Hive on Spark预测性执行BUG一枚

栏目: 服务器 · 发布时间: 6年前

内容简介:Hive on Spark预测性执行BUG一枚

为了平复难以平复的痛苦,难以掩饰的激动,把这次遇到并解决的记录下。尽管最终解决的patch是官网的: Hive on Spark gives incorrect results when speculation is on

版本说明下: * hive-1.2.1 * spark-1.3.1

在没有启动spark.speculation前,有个别任务执行非常慢,非常之讨厌。而启用预测性执行后,时不时任务会有些会失败,让人很烦躁。但是吧,也不算故障,说来也奇怪,重启下后再次查询问题就不出现了,也就没太在意。

今天数据量比较大,并且是上头检查。妈蛋,搞成了故障,没得办法,必须把原因找出来了。下来就帖日志了:

应用 SQL 查询报错日志:啥也看不到,就知道Hive查询报错,只能拿着时间去查Hive日志

[ERROR] 14:19:56.685 [RMI TCP Connection(7)-192.168.31.11] c.e.z.h.s.BaseHiveQueryService | Error while processing statement: FAILED: Execution Error, return code 3 from org.apache.hadoop.hive.ql.exec.spark.SparkTask
java.sql.SQLException: Error while processing statement: FAILED: Execution Error, return code 3 from org.apache.hadoop.hive.ql.exec.spark.SparkTask
        at org.apache.hive.jdbc.HiveStatement.execute(HiveStatement.java:296)
        at org.apache.hive.jdbc.HiveStatement.executeQuery(HiveStatement.java:392)
        at org.apache.hive.jdbc.HivePreparedStatement.executeQuery(HivePreparedStatement.java:109)
        at org.apache.commons.dbcp.DelegatingPreparedStatement.executeQuery(DelegatingPreparedStatement.java:96)
        at org.apache.commons.dbcp.DelegatingPreparedStatement.executeQuery(DelegatingPreparedStatement.java:96)
        at com.eshore.zhfx.hbase.service.BaseHiveQueryService.listIteratorInternal(BaseHiveQueryService.java:101)
        at com.eshore.zhfx.hbase.service.BaseHiveQueryService.listIterator(BaseHiveQueryService.java:80)
        at com.eshore.zhfx.hbase.QueryService.getAccessLogIterator(QueryService.java:140)
        at com.eshore.zhfx.hbase.QueryService$$FastClassByCGLIB$$a60bf6f7.invoke(<generated>)
        at net.sf.cglib.proxy.MethodProxy.invoke(MethodProxy.java:191)

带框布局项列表
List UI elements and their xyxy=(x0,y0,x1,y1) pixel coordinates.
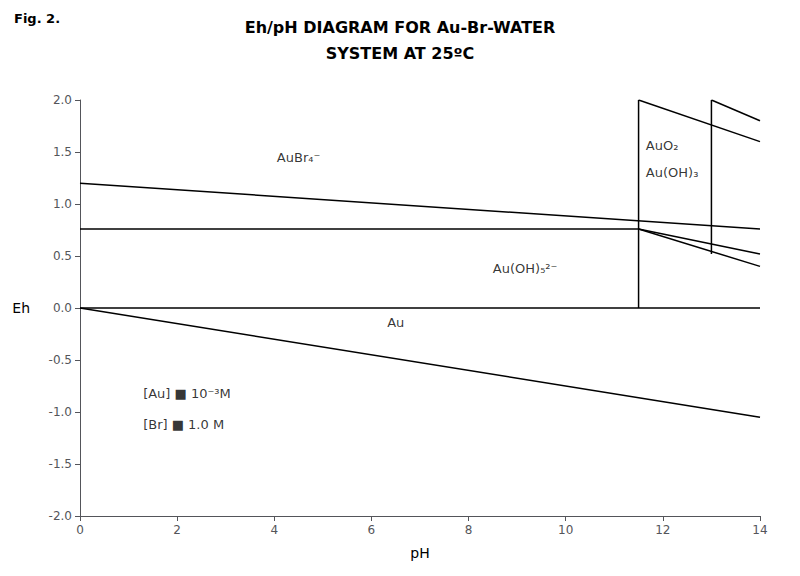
svg-text:-1.0: -1.0 xyxy=(49,405,72,419)
svg-text:[Au] ■ 10⁻³M: [Au] ■ 10⁻³M xyxy=(143,386,231,401)
svg-text:14: 14 xyxy=(752,523,767,537)
svg-text:SYSTEM AT 25ºC: SYSTEM AT 25ºC xyxy=(326,44,475,63)
svg-text:6: 6 xyxy=(368,523,376,537)
svg-text:10: 10 xyxy=(558,523,573,537)
svg-text:2: 2 xyxy=(173,523,181,537)
svg-text:AuBr₄⁻: AuBr₄⁻ xyxy=(277,150,320,165)
svg-text:pH: pH xyxy=(410,545,429,561)
svg-text:12: 12 xyxy=(655,523,670,537)
svg-text:2.0: 2.0 xyxy=(53,93,72,107)
svg-text:0.0: 0.0 xyxy=(53,301,72,315)
svg-text:-0.5: -0.5 xyxy=(49,353,72,367)
svg-text:1.5: 1.5 xyxy=(53,145,72,159)
svg-text:1.0: 1.0 xyxy=(53,197,72,211)
svg-text:8: 8 xyxy=(465,523,473,537)
svg-text:-1.5: -1.5 xyxy=(49,457,72,471)
svg-text:Au: Au xyxy=(387,315,404,330)
svg-text:0: 0 xyxy=(76,523,84,537)
svg-text:Eh/pH DIAGRAM FOR Au-Br-WATER: Eh/pH DIAGRAM FOR Au-Br-WATER xyxy=(245,18,556,37)
svg-text:Au(OH)₃: Au(OH)₃ xyxy=(646,165,699,180)
svg-text:Fig. 2.: Fig. 2. xyxy=(14,11,60,26)
svg-text:Au(OH)₅²⁻: Au(OH)₅²⁻ xyxy=(493,261,558,276)
svg-text:AuO₂: AuO₂ xyxy=(646,138,679,153)
svg-text:Eh: Eh xyxy=(12,300,30,316)
svg-text:-2.0: -2.0 xyxy=(49,509,72,523)
svg-text:4: 4 xyxy=(270,523,278,537)
svg-text:0.5: 0.5 xyxy=(53,249,72,263)
svg-text:[Br] ■ 1.0 M: [Br] ■ 1.0 M xyxy=(143,417,224,432)
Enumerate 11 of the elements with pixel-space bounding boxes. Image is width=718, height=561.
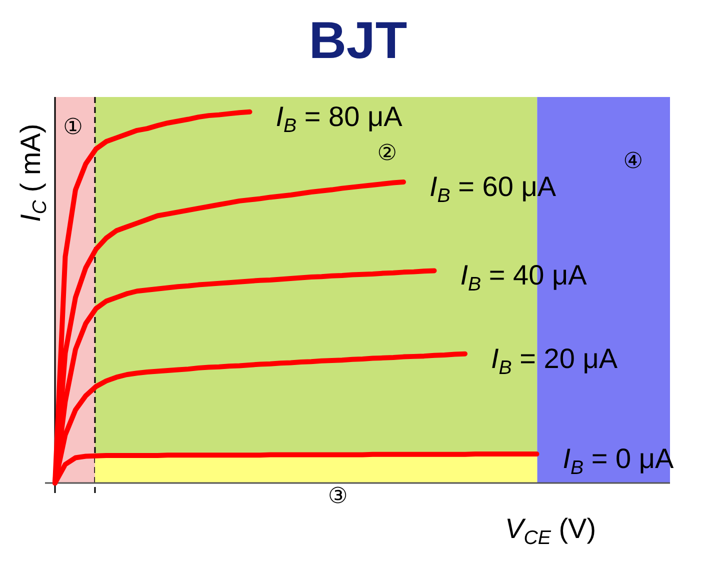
chart-title: BJT	[308, 12, 408, 70]
series-label: I$_{B}$ = 0 μA	[562, 443, 674, 480]
band-label: ③	[328, 483, 348, 508]
series-label: I$_{B}$ = 20 μA	[491, 342, 618, 379]
x-axis-title: V$_{CE}$ (V)	[505, 513, 596, 549]
annotation: ②	[377, 140, 397, 165]
annotation: ①	[63, 114, 83, 139]
series-label: I$_{B}$ = 80 μA	[276, 100, 403, 137]
annotation: ④	[623, 148, 643, 173]
series-label: I$_{B}$ = 60 μA	[430, 170, 556, 207]
series-label: I$_{B}$ = 40 μA	[460, 260, 588, 296]
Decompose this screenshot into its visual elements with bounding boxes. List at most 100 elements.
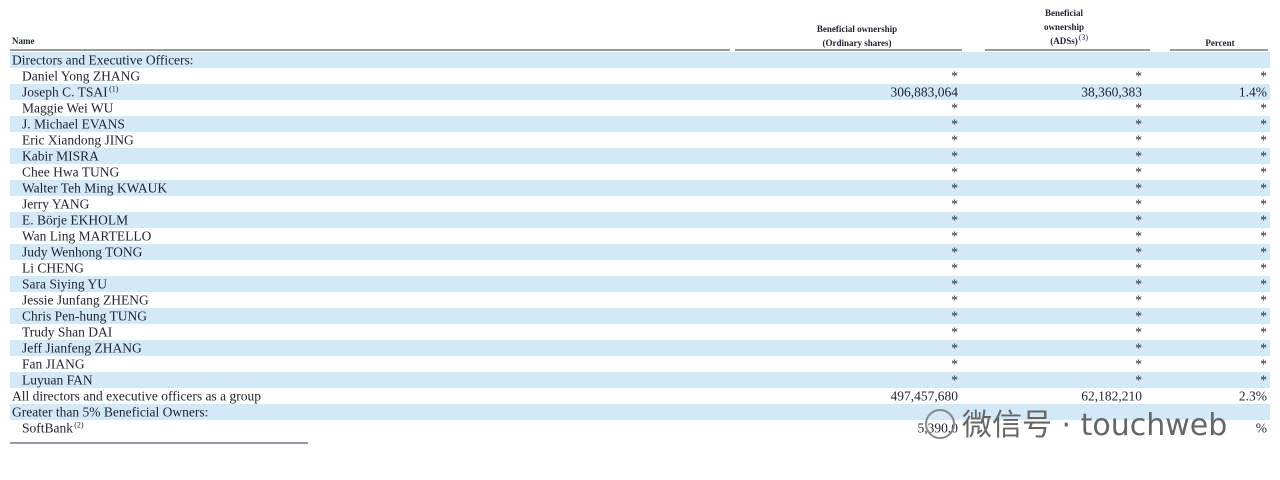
header-percent: Percent (1205, 38, 1234, 48)
cell-percent: * (1260, 229, 1267, 244)
row-name: Chris Pen-hung TUNG (22, 309, 147, 324)
cell-percent: * (1260, 117, 1267, 132)
cell-ads: * (1135, 293, 1142, 308)
header-ads: ownership (1044, 22, 1084, 32)
cell-percent: * (1260, 341, 1267, 356)
cell-percent: * (1260, 245, 1267, 260)
cell-ads: * (1135, 261, 1142, 276)
row-name: Maggie Wei WU (22, 101, 114, 116)
row-name: Wan Ling MARTELLO (22, 229, 152, 244)
header-ordinary: (Ordinary shares) (822, 38, 891, 48)
cell-percent: * (1260, 197, 1267, 212)
row-name: Kabir MISRA (22, 149, 99, 164)
row-name: Fan JIANG (22, 357, 85, 372)
cell-ads: * (1135, 309, 1142, 324)
row-band (10, 84, 1270, 100)
cell-ordinary: * (951, 181, 958, 196)
row-name: Trudy Shan DAI (22, 325, 113, 340)
cell-ordinary: * (951, 293, 958, 308)
row-name: Luyuan FAN (22, 373, 93, 388)
cell-percent: * (1260, 101, 1267, 116)
cell-ads: * (1135, 181, 1142, 196)
cell-ordinary: 497,457,680 (891, 389, 959, 404)
row-name: Directors and Executive Officers: (12, 53, 194, 68)
row-name: Chee Hwa TUNG (22, 165, 119, 180)
row-band (10, 404, 1270, 420)
cell-percent: * (1260, 213, 1267, 228)
row-band (10, 116, 1270, 132)
cell-ordinary: * (951, 69, 958, 84)
row-name: Li CHENG (22, 261, 84, 276)
row-name: Eric Xiandong JING (22, 133, 134, 148)
cell-ordinary: 306,883,064 (891, 85, 959, 100)
row-name: All directors and executive officers as … (12, 389, 261, 404)
cell-ads: * (1135, 101, 1142, 116)
cell-percent: * (1260, 277, 1267, 292)
row-band (10, 244, 1270, 260)
cell-percent: * (1260, 133, 1267, 148)
cell-percent: * (1260, 373, 1267, 388)
cell-ordinary: * (951, 245, 958, 260)
cell-ads: * (1135, 229, 1142, 244)
cell-ordinary: * (951, 101, 958, 116)
cell-percent: * (1260, 69, 1267, 84)
row-name: E. Börje EKHOLM (22, 213, 128, 228)
cell-percent: % (1256, 421, 1267, 436)
row-name: Walter Teh Ming KWAUK (22, 181, 167, 196)
cell-ads: * (1135, 133, 1142, 148)
cell-ads: * (1135, 341, 1142, 356)
cell-ordinary: * (951, 373, 958, 388)
cell-ordinary: * (951, 261, 958, 276)
cell-ads: * (1135, 357, 1142, 372)
cell-ads: * (1135, 277, 1142, 292)
cell-percent: * (1260, 325, 1267, 340)
header-ads: Beneficial (1045, 8, 1083, 18)
cell-percent: * (1260, 165, 1267, 180)
cell-ordinary: * (951, 213, 958, 228)
cell-ordinary: * (951, 357, 958, 372)
cell-ads: * (1135, 69, 1142, 84)
row-name: Jerry YANG (22, 197, 90, 212)
cell-percent: * (1260, 309, 1267, 324)
cell-ads: * (1135, 245, 1142, 260)
header-name: Name (12, 36, 35, 46)
row-band (10, 52, 1270, 68)
row-band (10, 372, 1270, 388)
cell-percent: * (1260, 181, 1267, 196)
footnote-ref: (2) (74, 421, 84, 430)
cell-ads: * (1135, 149, 1142, 164)
table: Directors and Executive Officers:Daniel … (10, 52, 1270, 436)
cell-ordinary: * (951, 277, 958, 292)
row-band (10, 340, 1270, 356)
row-name: Greater than 5% Beneficial Owners: (12, 405, 208, 420)
watermark-icon (925, 409, 955, 439)
cell-ordinary: * (951, 325, 958, 340)
cell-ads: * (1135, 325, 1142, 340)
cell-ads: * (1135, 373, 1142, 388)
row-name: Jessie Junfang ZHENG (22, 293, 149, 308)
watermark: 微信号 · touchweb (962, 408, 1227, 443)
cell-ads: 62,182,210 (1081, 389, 1142, 404)
cell-percent: * (1260, 149, 1267, 164)
cell-percent: * (1260, 357, 1267, 372)
cell-percent: 1.4% (1239, 85, 1267, 100)
cell-ordinary: 5,390,0 (918, 421, 959, 436)
row-band (10, 148, 1270, 164)
row-name: J. Michael EVANS (22, 117, 125, 132)
header-note: (3) (1079, 33, 1089, 42)
row-name: Sara Siying YU (22, 277, 107, 292)
cell-ads: * (1135, 197, 1142, 212)
cell-percent: * (1260, 293, 1267, 308)
cell-ads: * (1135, 117, 1142, 132)
row-name: Jeff Jianfeng ZHANG (22, 341, 142, 356)
footnote-ref: (1) (109, 85, 119, 94)
row-band (10, 180, 1270, 196)
cell-ads: 38,360,383 (1081, 85, 1142, 100)
cell-ordinary: * (951, 133, 958, 148)
cell-ads: * (1135, 213, 1142, 228)
cell-ordinary: * (951, 117, 958, 132)
cell-ordinary: * (951, 229, 958, 244)
row-band (10, 276, 1270, 292)
row-name: Daniel Yong ZHANG (22, 69, 140, 84)
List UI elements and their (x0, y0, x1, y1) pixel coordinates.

练习任务
请将关于Hive on Spark预测性执行的原文中，从“栏目: 服务器 · 发布时间: 6年前”到“题就不出现了,也就没太在意。”的这一段一字不改地重新给出。

练习答案
栏目: 服务器 · 发布时间: 6年前

内容简介:Hive on Spark预测性执行BUG一枚

为了平复难以平复的痛苦,难以掩饰的激动,把这次遇到并解决的记录下。尽管最终解决的patch是官网的: Hive on Spark gives incorrect results when speculation is on

版本说明下: * hive-1.2.1 * spark-1.3.1

在没有启动spark.speculation前,有个别任务执行非常慢,非常之讨厌。而启用预测性执行后,时不时任务会有些会失败,让人很烦躁。但是吧,也不算故障,说来也奇怪,重启下后再次查询问题就不出现了,也就没太在意。